-- START Supplied passage --

This book, researched and compiled by Maria Hubert, is a lovely read, even for those people who do not like the novels of Jane Austen, many of which have been turned into award winning and hughly popular movies. The author uses extracts from various novels, letters from friends and contemporaries including other authors and poets such as Samuel Taylor Coleridge, Sir Walter Scott, James Leigh Hunt, Washington Irving, and Robert Southey to throw the Georgian Christmas season into relief.
An Extract About Christmas from Mansfield Park Begins the Collection
The book starts off, appropriately enough, with an extract from Jane Austen’s novel Mansfield Park, describing the Christmas in the novel. From then onwards, the reader is hooked. Each extract, whether it is from one of Jane’s novels, or a letter from her, or to her, or letters and poems from friends, family, acquaintances, other authors and poets of the period, is short and pithy.

-- END Supplied passage --
-- START Given data --

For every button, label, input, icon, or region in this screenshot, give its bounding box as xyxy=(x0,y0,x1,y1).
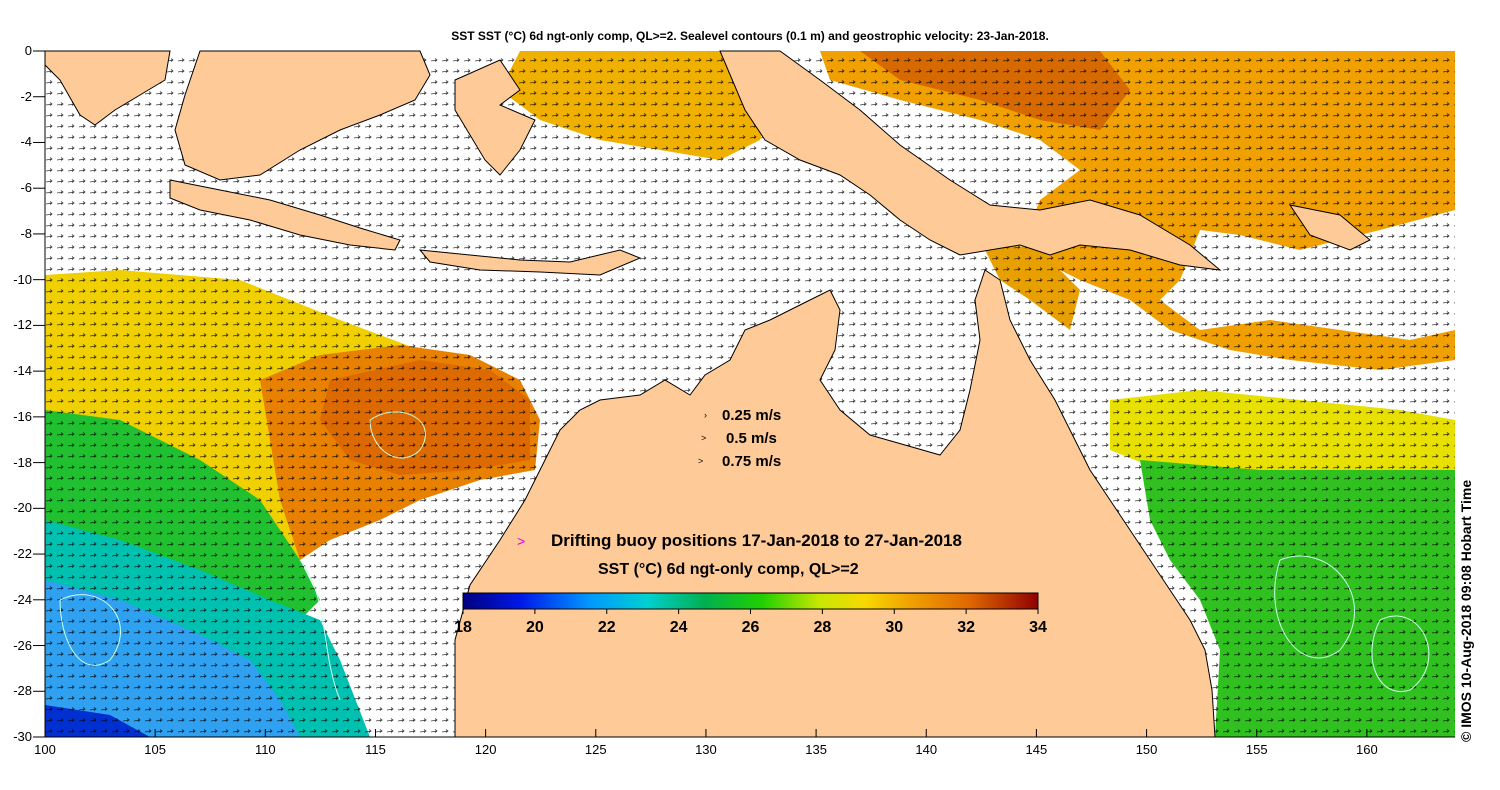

-- END Given data --

Required tasks:
A. From the review of the Georgian Christmas book, set down word for word the part that opens with the words containing "An Extract About" and closes with "short and pithy.".
B. In the review of the Georgian Christmas book, which authors and poets, other than Jane Austen, are named as contributors of letters?
C. Extend the review of the Georgian Christmas book, continuing on from its final sentence.

The results:
A.
An Extract About Christmas from Mansfield Park Begins the Collection
The book starts off, appropriately enough, with an extract from Jane Austen’s novel Mansfield Park, describing the Christmas in the novel. From then onwards, the reader is hooked. Each extract, whether it is from one of Jane’s novels, or a letter from her, or to her, or letters and poems from friends, family, acquaintances, other authors and poets of the period, is short and pithy.

B. Samuel Taylor Coleridge, Sir Walter Scott, James Leigh Hunt, Washington Irving, Robert Southey

C.
Explanation of Festival Activities of the Period
Adding to the delight of the book is a scattering of other information that really brings this English festive season to life. Included are drawings, copies of recipes in original handwriting (and looking splattered with ingredients!), explanation of Christmas games and dances, and many poems, both written by Jane Austen, family members, and friends, and other authors of the time.
Illustrations From the Past
The book is illustrated throughout with pen and ink drawings, many of them from the novels published by Jane Austen, such as a Christmas illustration from the 1895 original edition of Mansfield Park. There are other lovely drawings of the fashion of the times, especially hats, children, and coaches delivering Christmas gifts. There are also many sketches by other illustrators, like Randolph Caldicott.
Explanations of the Christmas Customs Being Referred To
At the beginning of each extract, there’s a reference as to where the work came from, who wrote it, and in which context. Also, where necessary, there’s an explanation giving some background about the custom being written about – “A St Nicholas Verse” – for instance, or the explanation heading the article intriguingly titled: “Bullet Pudding and Messy Games”. There are also endearing little sentences such as “P.S. excuse bad writing” even though, of course, the text of the book is printed!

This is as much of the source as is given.